What the exercise asks – Retype the full set of records. Keep every character identical.

Extracted entries –

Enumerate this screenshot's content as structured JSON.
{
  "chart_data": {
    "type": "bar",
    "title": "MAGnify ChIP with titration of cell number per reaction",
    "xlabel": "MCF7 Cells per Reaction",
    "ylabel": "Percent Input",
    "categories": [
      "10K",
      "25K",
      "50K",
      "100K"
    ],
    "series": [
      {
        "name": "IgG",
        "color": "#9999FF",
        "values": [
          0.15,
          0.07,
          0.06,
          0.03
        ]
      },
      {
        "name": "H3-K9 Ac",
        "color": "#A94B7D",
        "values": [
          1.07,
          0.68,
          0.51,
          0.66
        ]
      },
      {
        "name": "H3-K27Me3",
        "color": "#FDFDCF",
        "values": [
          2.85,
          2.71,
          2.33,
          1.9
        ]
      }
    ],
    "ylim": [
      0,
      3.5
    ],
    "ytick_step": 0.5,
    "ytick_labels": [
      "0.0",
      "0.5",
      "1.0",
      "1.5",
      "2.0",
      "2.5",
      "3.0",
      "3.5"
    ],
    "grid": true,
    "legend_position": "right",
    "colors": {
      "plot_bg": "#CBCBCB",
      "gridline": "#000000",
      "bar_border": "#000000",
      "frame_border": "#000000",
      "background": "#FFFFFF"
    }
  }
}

Answer section –
Enumerate this screenshot's content as structured JSON.
{
  "chart_data": {
    "type": "bar",
    "title": "MAGnify ChIP with titration of cell number per reaction",
    "xlabel": "MCF7 Cells per Reaction",
    "ylabel": "Percent Input",
    "categories": [
      "10K",
      "25K",
      "50K",
      "100K"
    ],
    "series": [
      {
        "name": "IgG",
        "color": "#9999FF",
        "values": [
          0.15,
          0.07,
          0.06,
          0.03
        ]
      },
      {
        "name": "H3-K9 Ac",
        "color": "#A94B7D",
        "values": [
          1.07,
          0.68,
          0.51,
          0.66
        ]
      },
      {
        "name": "H3-K27Me3",
        "color": "#FDFDCF",
        "values": [
          2.85,
          2.71,
          2.33,
          1.9
        ]
      }
    ],
    "ylim": [
      0,
      3.5
    ],
    "ytick_step": 0.5,
    "ytick_labels": [
      "0.0",
      "0.5",
      "1.0",
      "1.5",
      "2.0",
      "2.5",
      "3.0",
      "3.5"
    ],
    "grid": true,
    "legend_position": "right",
    "colors": {
      "plot_bg": "#CBCBCB",
      "gridline": "#000000",
      "bar_border": "#000000",
      "frame_border": "#000000",
      "background": "#FFFFFF"
    }
  }
}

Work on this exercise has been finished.